[Saved entries]
BEGIN

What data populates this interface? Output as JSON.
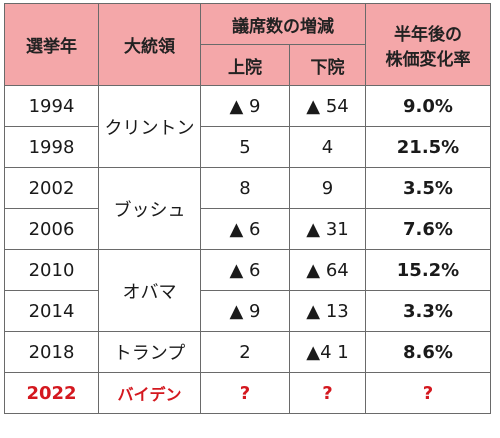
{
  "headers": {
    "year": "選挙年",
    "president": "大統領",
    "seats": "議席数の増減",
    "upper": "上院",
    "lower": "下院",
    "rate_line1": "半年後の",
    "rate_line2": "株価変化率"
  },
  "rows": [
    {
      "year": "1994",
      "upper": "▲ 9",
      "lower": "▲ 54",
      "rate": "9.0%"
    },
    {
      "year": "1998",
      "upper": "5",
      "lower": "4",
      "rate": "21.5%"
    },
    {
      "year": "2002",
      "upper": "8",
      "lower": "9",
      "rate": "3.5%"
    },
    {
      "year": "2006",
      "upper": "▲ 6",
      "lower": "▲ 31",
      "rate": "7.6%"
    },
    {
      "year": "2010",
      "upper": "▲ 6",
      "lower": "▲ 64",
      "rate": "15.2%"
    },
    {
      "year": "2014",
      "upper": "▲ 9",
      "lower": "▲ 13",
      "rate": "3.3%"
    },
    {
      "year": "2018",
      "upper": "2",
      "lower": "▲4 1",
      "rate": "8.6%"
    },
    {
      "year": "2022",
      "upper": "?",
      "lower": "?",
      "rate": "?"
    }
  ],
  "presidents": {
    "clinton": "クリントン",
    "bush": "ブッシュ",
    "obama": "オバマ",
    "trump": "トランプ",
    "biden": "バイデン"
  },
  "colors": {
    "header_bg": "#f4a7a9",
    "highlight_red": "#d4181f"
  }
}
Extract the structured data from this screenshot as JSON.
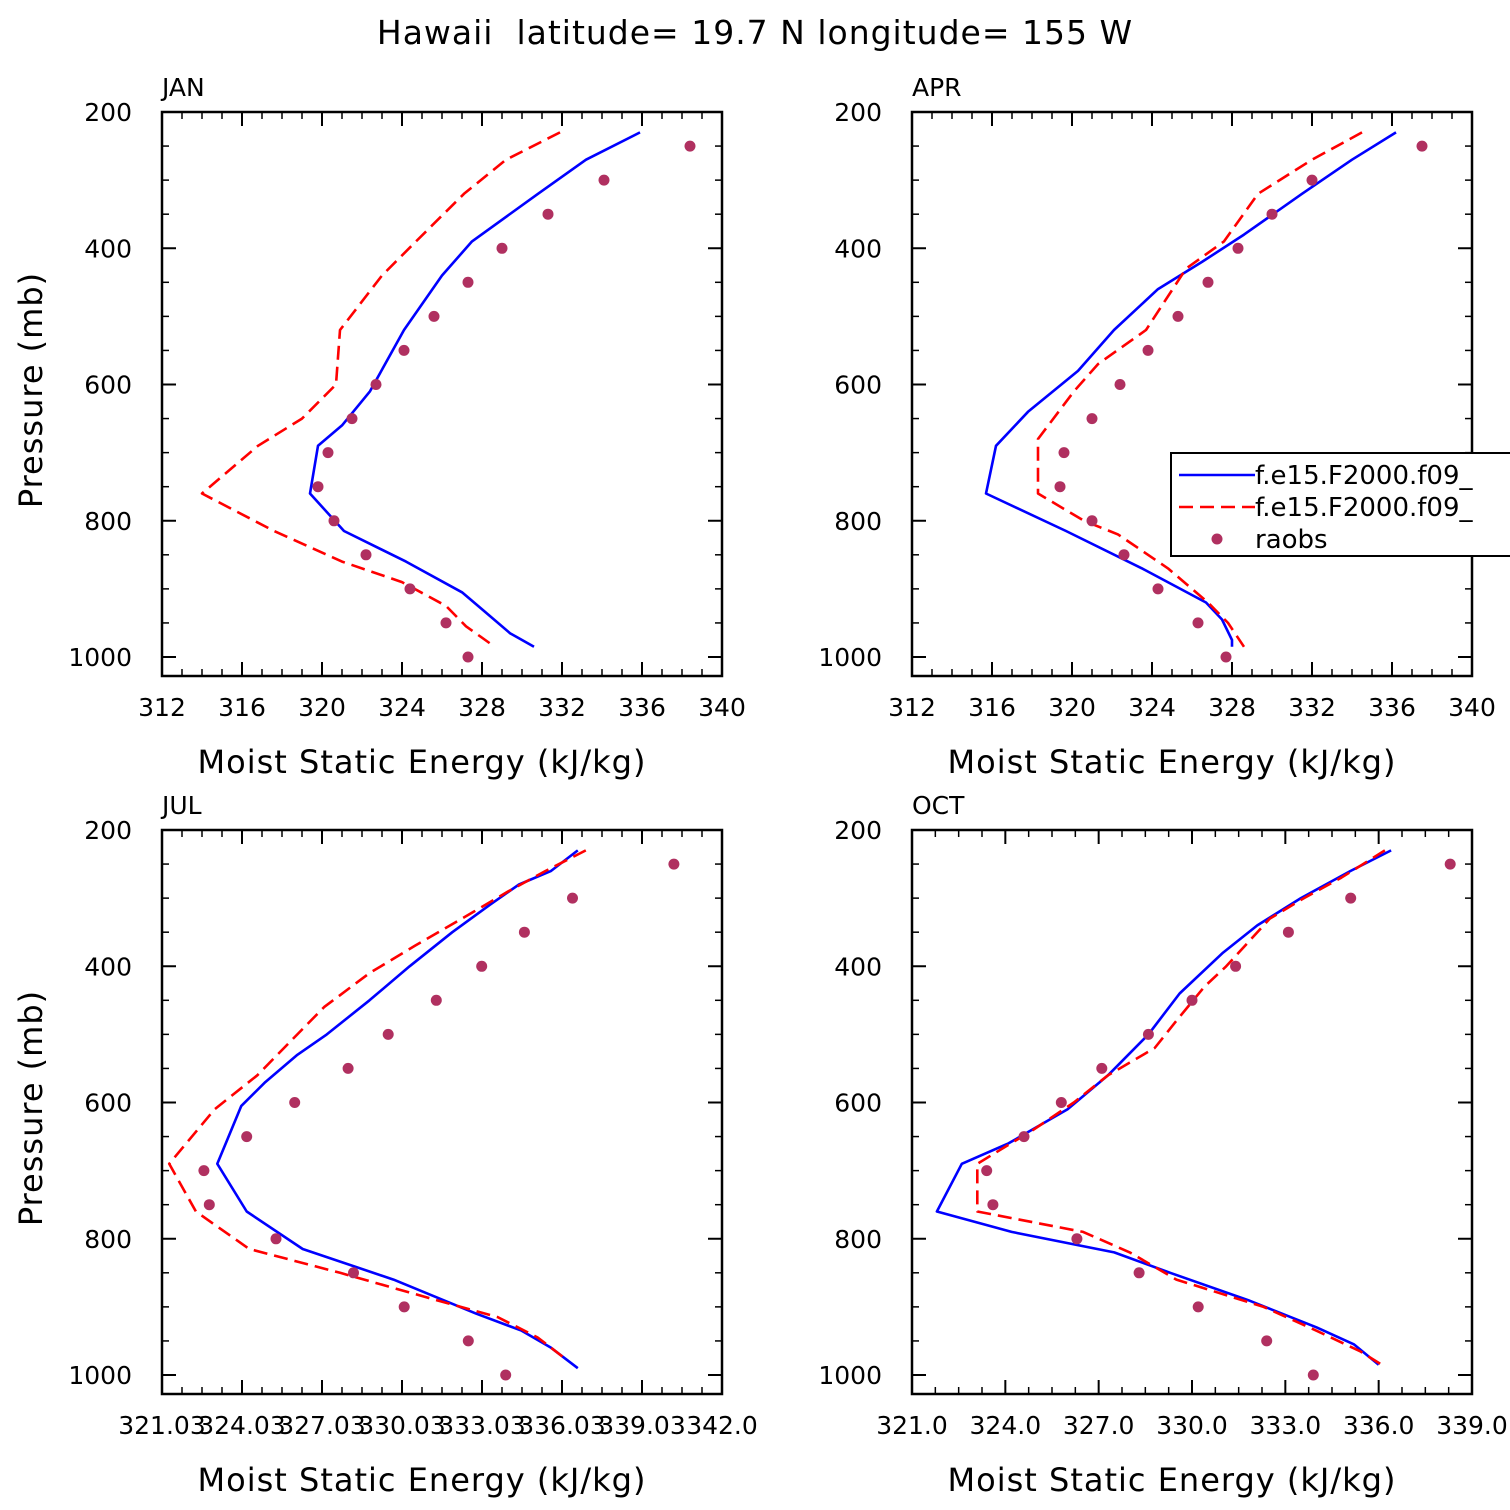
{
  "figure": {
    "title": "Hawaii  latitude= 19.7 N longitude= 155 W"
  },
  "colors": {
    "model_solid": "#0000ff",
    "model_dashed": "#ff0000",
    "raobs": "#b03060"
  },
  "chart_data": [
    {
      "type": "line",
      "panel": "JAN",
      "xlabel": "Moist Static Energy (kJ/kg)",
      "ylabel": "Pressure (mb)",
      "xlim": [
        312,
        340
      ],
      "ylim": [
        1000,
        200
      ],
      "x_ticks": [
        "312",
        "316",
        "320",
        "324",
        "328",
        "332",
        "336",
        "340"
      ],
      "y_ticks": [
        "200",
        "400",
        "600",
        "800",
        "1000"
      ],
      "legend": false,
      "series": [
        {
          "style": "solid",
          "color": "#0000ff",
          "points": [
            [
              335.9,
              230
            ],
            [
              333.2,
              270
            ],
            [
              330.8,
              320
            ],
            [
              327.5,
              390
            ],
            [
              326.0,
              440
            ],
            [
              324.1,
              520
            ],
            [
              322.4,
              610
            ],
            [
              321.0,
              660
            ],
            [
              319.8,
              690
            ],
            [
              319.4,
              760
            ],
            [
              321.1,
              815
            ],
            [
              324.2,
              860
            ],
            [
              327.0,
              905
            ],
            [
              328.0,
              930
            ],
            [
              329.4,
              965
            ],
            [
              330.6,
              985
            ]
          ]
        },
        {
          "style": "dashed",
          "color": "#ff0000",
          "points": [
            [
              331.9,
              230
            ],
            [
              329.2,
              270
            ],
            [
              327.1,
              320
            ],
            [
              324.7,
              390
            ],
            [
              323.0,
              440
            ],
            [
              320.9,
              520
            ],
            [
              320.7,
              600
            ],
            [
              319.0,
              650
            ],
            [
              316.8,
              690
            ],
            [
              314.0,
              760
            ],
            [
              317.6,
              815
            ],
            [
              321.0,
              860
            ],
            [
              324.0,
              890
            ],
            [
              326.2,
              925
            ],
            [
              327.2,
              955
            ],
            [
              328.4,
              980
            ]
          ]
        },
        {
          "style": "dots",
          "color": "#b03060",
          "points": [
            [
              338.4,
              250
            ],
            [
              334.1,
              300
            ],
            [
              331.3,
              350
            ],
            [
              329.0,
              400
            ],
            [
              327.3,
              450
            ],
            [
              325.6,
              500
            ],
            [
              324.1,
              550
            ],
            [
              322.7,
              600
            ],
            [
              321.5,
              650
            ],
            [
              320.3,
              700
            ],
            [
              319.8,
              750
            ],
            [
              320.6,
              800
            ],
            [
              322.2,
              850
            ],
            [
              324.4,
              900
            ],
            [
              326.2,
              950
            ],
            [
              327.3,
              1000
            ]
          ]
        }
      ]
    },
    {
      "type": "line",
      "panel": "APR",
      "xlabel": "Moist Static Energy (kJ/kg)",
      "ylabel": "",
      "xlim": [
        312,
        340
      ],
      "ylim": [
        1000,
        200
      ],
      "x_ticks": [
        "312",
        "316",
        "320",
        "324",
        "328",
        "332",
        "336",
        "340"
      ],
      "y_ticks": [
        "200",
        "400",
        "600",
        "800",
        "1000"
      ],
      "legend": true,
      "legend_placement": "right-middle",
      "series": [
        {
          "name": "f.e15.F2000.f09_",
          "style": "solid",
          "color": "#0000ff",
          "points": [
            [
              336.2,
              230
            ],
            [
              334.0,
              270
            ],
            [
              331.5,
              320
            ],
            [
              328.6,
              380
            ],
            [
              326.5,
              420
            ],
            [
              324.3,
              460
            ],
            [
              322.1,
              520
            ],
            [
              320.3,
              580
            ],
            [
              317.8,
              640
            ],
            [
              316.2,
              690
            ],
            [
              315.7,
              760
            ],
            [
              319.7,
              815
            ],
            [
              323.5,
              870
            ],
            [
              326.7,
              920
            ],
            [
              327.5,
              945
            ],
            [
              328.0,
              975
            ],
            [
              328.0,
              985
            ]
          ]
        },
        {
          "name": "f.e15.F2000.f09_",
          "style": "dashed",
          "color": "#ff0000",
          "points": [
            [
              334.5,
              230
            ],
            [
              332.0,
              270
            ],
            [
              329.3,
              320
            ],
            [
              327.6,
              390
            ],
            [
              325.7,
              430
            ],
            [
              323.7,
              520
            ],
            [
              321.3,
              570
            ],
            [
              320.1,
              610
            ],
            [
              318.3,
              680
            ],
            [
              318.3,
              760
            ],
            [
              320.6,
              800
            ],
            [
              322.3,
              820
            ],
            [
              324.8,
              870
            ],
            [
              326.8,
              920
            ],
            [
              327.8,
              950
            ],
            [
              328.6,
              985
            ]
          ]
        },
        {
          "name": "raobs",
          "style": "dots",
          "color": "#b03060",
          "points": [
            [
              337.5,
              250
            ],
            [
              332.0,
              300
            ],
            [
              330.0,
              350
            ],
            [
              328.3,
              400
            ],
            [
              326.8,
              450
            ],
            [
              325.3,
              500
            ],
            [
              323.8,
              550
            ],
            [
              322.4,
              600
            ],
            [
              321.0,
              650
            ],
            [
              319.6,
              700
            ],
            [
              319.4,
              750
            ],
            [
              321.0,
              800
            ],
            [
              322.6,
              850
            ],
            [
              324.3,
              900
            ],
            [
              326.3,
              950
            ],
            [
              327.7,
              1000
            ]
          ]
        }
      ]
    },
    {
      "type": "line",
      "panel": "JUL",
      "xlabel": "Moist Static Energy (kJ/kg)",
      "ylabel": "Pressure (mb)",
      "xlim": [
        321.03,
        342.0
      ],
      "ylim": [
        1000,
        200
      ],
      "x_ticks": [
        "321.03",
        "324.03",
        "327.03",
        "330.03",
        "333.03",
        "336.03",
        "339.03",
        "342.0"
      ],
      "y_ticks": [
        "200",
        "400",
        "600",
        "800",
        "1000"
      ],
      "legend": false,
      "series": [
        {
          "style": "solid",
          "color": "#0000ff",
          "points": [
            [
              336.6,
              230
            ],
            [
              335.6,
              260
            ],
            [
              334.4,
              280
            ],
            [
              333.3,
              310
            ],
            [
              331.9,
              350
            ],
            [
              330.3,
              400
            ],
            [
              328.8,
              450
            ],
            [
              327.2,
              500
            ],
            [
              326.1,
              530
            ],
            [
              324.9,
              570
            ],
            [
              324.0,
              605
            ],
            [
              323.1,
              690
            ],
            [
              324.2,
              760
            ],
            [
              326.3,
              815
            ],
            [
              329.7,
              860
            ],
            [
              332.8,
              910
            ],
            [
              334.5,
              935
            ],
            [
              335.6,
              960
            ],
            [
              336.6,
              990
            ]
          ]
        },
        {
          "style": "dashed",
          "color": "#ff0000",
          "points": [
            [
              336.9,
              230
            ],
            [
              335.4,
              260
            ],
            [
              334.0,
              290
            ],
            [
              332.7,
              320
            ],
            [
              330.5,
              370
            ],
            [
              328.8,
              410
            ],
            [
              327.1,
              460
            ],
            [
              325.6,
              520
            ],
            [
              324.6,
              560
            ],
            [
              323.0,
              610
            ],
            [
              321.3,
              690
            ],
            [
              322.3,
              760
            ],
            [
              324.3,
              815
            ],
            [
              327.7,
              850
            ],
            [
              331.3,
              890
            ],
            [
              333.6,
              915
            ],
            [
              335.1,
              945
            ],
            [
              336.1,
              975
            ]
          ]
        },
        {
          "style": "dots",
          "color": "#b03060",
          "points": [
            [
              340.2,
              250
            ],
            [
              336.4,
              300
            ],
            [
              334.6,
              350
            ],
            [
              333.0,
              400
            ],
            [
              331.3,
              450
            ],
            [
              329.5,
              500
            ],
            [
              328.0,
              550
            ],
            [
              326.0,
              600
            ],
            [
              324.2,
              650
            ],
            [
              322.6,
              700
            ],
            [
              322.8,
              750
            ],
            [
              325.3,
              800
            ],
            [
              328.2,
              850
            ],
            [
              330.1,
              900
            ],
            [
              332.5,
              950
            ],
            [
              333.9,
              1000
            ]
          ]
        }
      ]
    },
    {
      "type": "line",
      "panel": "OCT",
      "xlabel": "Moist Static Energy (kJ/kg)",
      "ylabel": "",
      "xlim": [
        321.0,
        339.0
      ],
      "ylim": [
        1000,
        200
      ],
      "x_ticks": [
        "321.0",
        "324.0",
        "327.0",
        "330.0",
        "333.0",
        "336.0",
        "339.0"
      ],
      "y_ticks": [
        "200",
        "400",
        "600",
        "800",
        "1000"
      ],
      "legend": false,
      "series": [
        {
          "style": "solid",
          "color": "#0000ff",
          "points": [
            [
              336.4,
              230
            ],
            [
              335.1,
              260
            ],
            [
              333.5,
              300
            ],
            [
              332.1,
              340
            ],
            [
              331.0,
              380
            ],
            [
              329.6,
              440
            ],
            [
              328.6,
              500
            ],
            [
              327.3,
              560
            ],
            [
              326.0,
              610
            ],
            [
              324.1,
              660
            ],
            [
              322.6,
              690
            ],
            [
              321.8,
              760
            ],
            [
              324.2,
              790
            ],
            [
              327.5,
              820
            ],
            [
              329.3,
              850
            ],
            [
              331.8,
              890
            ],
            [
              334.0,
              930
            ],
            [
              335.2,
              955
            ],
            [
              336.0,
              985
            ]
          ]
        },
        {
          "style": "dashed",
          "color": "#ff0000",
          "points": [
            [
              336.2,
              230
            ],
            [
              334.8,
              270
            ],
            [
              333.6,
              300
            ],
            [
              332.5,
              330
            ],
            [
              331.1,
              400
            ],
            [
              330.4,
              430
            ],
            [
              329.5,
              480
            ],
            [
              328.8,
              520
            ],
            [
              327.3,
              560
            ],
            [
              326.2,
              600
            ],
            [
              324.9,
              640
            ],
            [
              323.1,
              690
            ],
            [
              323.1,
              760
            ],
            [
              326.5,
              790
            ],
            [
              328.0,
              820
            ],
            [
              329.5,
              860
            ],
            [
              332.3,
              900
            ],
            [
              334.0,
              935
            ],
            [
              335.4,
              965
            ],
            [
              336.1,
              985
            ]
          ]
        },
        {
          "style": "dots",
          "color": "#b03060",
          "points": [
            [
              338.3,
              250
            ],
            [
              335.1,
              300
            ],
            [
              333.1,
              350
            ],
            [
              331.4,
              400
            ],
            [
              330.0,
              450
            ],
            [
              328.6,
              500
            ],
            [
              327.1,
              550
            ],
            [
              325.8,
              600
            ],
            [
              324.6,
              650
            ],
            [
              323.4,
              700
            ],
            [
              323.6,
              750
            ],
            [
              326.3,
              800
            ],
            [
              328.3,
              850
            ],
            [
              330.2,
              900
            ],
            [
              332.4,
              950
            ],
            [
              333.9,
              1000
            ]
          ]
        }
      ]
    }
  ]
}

END

Show all lines in the entries above where the string "JSON" appears.

Solution to the exercise
What data populates this interface? Output as JSON.
Extract the structured data from this screenshot as JSON.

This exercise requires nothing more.